YOUR INSTRUCTIONS: Which lines hold the word "this"? Copy each of them.

========================================

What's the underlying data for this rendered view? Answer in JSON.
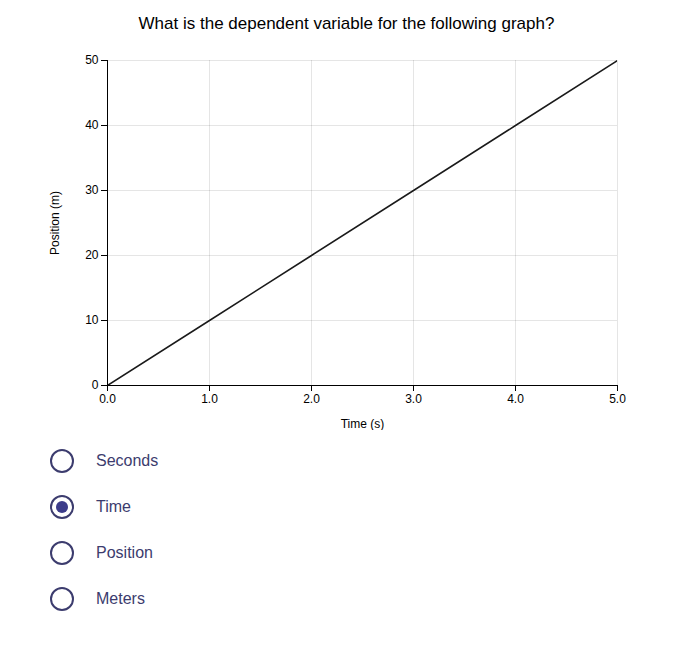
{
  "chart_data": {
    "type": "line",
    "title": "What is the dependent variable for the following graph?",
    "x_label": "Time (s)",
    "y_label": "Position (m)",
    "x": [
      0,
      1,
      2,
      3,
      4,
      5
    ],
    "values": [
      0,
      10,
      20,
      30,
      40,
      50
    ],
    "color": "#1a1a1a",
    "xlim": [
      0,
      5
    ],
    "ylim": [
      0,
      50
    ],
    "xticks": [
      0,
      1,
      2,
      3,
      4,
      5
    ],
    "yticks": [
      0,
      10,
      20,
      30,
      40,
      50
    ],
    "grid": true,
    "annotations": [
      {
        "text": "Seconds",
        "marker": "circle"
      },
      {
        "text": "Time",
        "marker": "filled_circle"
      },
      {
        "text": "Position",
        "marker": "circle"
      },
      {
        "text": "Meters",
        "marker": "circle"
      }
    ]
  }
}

========================================

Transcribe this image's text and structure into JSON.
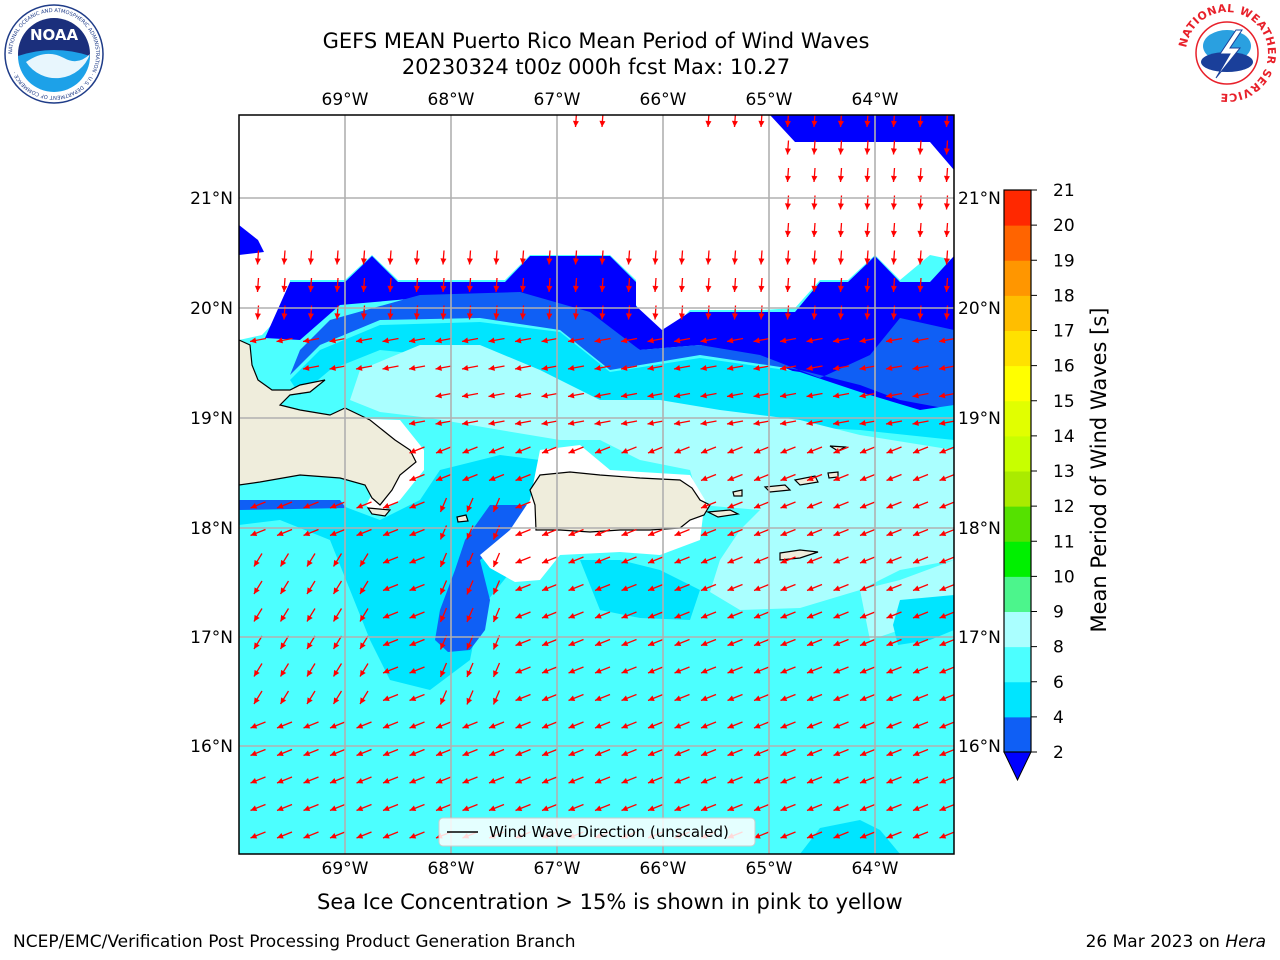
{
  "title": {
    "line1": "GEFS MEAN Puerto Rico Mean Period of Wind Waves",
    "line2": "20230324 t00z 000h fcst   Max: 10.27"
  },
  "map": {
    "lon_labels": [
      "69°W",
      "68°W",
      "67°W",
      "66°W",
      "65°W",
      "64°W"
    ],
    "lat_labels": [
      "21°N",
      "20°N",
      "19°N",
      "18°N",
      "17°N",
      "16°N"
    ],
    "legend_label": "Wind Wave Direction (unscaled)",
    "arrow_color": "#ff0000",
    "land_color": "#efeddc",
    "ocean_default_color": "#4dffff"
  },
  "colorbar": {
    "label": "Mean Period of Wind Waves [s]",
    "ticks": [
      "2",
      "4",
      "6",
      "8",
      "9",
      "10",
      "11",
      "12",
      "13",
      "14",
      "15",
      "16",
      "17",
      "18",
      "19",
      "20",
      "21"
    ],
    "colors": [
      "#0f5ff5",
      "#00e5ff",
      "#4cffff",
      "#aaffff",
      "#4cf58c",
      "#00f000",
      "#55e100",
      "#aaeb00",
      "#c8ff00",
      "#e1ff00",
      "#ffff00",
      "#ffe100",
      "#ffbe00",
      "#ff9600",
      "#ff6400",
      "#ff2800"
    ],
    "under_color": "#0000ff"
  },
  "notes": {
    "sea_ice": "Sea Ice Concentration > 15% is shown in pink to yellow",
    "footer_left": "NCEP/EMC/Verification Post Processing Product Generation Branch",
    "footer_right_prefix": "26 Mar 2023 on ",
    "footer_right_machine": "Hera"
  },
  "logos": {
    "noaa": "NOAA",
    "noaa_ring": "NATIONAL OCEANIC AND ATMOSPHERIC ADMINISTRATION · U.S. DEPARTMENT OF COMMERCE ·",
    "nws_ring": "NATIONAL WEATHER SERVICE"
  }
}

========================================

TASK RESULT:
What's the underlying data for this rendered view? Answer in JSON.
Transcribe this image's text and structure into JSON.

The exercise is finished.